[TEXT PROVIDED]
-- BEGIN --
In another photo of the infant artist with her father, a spotlight opens on a family of three: Kwon, her Father, and a woman made of pink light, originally a light leak in the photo’s corner. Who is she? Where did she come from? And has she always been there? Like the spectral Leymusoom portraits, the subjects of these photos are at ease with the technological ghosts, the ancestors invented by a computer program. In the way a spirit could be stuck in purgatory on the physical plain, awaiting justice before they go on to the final afterlife, perhaps some are stuck in the machine, awaiting liberation to move on—where to, neither Kwon nor I are sure.

Of course, the use of AI brings its own set of ethical conundrums, but when we consider it as another tool for ritual—a tool to expand images or memories beyond the physical plane and into the spiritual-digital—we can more clearly see how past and present are merged as one. 


This type of imagination, this location of another world through the digital, is vital to our lives as present-day women. Free of physical and poli-social constraints, we can impose our own rules on the worlds we make and can imagine the cycle of patriarchy broken; we no longer write treatises or essays asking for humanity from a group that benefits from our oppression. Kwon recounted to me that “Digital space overcomes the gaps.”

The gaps between time, between stories and experiences. I think this way too about writing, literature, and books as an early type of “technology,” in the way that Ursula K. Leguin argues the basket was the first piece of technology, not the spear [2]. In Kwon’s expanded understanding of “ancestor” as encompassing land, story, myth, and mechanics, her ancestry might extend to all women building utopian worlds “elsewhere.” 


Haraway closed her discussion of cyborg theory by looking to the future with two possibilities for feminism: on the one hand, a future where the boundaries between organic and technological bodies were completely broken down, thus liberating oppressed bodies, and on the other hand, creating kinship between boundaries and accepting fluid, malleable, contradictory identities. When Haraway finished her essay with “I would rather be a cyborg than a goddess,” she favoured as Jasbir K.
-- END --
[DATA LINES]
-- BEGIN --
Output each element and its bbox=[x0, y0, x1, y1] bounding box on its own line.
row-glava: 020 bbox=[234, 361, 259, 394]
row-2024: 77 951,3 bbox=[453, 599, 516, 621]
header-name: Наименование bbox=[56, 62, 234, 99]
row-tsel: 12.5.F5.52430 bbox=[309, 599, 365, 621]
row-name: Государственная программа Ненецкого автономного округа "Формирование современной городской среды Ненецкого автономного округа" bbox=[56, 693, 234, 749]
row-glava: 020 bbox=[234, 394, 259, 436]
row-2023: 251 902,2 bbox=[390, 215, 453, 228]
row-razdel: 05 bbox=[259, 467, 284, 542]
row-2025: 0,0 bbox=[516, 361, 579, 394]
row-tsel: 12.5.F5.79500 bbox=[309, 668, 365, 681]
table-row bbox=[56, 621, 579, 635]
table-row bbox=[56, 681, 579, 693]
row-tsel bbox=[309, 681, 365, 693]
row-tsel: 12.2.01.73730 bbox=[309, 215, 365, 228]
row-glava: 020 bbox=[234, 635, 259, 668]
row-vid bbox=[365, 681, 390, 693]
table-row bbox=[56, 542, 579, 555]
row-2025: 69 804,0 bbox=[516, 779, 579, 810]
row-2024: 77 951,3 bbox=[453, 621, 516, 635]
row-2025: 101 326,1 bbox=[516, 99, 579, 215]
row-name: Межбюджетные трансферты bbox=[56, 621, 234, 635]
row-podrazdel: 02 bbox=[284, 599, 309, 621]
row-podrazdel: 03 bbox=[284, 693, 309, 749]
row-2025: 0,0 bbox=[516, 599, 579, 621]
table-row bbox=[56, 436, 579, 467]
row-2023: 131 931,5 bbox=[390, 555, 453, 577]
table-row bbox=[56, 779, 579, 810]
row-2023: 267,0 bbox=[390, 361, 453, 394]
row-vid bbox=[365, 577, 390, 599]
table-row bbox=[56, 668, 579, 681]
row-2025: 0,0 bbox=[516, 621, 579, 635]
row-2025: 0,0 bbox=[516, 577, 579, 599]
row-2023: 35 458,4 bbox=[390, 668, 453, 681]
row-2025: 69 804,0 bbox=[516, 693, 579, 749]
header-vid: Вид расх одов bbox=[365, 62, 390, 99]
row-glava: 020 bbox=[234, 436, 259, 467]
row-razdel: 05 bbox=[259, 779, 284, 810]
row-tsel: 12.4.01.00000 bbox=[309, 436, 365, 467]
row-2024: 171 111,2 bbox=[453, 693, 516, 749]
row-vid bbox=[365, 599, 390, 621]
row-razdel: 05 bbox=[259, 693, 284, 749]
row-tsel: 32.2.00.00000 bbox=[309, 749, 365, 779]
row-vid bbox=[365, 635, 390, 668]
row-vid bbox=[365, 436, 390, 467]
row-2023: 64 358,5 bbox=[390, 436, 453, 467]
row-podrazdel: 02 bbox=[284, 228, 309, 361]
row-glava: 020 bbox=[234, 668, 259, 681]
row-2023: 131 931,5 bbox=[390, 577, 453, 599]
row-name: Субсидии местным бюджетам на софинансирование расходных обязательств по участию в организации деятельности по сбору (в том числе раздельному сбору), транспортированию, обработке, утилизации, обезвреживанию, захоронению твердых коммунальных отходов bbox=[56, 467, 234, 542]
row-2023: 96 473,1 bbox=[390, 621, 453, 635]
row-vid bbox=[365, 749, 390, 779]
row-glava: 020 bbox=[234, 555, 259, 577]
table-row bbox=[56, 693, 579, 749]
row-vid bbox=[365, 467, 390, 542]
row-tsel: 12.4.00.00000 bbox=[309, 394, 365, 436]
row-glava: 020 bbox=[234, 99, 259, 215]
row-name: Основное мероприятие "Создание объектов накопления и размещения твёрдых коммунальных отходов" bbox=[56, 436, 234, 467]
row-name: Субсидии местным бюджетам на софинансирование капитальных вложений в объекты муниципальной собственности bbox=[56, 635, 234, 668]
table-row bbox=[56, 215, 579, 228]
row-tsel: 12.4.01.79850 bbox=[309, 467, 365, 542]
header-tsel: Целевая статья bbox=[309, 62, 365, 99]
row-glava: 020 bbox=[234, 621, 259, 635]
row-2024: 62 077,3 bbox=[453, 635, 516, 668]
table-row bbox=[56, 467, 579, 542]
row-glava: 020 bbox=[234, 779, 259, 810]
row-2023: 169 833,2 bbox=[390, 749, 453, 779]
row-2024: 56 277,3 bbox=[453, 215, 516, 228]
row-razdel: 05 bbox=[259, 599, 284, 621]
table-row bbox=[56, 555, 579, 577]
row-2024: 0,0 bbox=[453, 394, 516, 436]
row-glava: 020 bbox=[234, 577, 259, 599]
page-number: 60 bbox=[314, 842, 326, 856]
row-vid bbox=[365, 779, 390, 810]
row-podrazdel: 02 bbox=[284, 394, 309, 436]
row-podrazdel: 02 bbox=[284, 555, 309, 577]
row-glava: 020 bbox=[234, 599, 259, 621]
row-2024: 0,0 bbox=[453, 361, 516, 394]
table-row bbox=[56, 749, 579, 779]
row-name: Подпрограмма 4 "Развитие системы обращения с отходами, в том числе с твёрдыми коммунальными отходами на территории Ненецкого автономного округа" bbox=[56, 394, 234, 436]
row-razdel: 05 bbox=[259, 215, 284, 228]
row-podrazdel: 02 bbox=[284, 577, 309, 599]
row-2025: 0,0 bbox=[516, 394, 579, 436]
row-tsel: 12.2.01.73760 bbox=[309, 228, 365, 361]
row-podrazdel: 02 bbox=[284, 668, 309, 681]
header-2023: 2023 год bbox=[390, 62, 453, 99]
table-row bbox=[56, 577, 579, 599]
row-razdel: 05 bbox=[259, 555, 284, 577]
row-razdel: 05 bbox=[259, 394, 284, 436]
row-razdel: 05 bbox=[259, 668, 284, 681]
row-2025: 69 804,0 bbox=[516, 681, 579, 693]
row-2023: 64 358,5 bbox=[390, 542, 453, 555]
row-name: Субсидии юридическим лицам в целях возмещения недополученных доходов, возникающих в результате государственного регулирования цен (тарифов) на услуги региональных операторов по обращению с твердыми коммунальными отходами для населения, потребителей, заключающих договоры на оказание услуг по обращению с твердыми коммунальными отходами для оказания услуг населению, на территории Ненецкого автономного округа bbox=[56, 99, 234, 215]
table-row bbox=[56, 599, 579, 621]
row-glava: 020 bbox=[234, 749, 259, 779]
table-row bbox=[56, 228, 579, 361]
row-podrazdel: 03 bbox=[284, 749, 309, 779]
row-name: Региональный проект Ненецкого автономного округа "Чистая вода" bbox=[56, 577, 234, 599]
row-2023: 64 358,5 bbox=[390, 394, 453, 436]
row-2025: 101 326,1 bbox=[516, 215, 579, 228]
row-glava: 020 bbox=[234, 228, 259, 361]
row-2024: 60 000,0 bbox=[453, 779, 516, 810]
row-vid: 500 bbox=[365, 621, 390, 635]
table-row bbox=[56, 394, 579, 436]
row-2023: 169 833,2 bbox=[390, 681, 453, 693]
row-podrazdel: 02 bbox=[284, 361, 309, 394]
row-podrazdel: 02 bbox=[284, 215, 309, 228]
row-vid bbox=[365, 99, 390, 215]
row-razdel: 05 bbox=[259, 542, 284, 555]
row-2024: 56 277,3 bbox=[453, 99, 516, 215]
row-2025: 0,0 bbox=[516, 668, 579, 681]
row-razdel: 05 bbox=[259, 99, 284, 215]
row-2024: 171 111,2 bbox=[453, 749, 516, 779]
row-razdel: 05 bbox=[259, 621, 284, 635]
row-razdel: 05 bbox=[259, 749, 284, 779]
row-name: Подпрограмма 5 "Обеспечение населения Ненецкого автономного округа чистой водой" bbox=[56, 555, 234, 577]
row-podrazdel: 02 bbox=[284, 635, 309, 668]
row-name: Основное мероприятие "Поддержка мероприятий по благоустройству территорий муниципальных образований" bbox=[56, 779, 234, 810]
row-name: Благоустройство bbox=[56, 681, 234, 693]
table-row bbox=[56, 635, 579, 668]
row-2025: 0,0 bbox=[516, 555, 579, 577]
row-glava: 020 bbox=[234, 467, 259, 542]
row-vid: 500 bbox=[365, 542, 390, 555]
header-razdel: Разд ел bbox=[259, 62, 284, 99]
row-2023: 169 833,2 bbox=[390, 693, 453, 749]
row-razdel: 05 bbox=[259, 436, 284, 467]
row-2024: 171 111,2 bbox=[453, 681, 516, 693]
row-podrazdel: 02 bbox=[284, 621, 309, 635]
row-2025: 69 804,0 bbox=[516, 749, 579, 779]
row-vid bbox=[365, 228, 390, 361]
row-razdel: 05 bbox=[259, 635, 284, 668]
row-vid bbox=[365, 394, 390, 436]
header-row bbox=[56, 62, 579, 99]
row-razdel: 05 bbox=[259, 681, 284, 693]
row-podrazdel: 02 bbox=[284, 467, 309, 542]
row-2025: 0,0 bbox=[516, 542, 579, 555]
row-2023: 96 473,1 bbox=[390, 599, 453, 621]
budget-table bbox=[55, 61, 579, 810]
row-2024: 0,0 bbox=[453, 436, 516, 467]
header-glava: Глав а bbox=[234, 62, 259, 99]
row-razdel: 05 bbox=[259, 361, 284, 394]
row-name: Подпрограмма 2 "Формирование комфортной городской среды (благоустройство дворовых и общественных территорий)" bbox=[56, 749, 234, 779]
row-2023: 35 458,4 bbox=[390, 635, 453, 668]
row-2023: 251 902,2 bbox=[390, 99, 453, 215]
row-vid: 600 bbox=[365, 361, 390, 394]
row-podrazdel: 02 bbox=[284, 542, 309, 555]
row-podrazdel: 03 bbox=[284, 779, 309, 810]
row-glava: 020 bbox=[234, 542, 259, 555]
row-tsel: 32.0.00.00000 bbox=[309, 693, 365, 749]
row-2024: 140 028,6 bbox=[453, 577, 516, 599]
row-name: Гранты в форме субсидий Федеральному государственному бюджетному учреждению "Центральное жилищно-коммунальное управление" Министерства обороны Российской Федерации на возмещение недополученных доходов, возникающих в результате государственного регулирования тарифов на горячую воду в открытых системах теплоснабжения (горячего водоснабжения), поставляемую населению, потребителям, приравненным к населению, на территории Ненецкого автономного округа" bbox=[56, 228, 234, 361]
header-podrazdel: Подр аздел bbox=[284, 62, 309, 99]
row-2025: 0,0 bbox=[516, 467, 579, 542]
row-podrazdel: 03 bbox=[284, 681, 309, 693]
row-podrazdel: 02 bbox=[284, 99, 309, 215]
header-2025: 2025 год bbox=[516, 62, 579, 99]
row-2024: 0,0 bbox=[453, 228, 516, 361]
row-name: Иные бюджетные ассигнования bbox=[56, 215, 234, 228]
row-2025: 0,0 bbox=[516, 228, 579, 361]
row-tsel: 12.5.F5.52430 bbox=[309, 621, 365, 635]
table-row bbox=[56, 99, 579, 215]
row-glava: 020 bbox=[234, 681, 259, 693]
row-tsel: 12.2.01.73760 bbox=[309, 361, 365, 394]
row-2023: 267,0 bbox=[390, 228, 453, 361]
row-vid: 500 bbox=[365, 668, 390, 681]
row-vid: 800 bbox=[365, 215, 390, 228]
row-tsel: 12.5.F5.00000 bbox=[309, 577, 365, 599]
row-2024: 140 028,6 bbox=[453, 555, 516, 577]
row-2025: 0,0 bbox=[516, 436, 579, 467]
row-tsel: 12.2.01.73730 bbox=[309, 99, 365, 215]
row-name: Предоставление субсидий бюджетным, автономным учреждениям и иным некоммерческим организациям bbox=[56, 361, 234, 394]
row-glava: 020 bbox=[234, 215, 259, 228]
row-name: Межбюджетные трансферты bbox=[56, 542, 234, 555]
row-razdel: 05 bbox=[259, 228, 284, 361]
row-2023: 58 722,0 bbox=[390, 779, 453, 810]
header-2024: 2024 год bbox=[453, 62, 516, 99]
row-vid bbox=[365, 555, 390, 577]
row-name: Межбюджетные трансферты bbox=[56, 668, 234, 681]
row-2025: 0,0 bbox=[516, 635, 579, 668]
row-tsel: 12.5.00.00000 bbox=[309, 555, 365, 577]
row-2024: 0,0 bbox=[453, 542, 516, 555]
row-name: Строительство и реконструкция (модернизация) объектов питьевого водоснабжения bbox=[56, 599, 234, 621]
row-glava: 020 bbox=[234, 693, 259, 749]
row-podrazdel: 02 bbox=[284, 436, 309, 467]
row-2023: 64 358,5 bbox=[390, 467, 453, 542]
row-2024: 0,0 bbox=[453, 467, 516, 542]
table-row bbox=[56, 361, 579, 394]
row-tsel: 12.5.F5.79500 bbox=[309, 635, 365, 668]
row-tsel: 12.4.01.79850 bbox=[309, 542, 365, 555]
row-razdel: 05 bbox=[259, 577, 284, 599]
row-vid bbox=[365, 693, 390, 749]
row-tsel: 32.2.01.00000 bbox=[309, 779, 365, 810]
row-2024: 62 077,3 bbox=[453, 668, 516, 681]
-- END --
[YOUR GOAL]
In the text on Kwon's photographs, what was the woman made of pink light originally?

[RESULT]
A light leak in the photo's corner.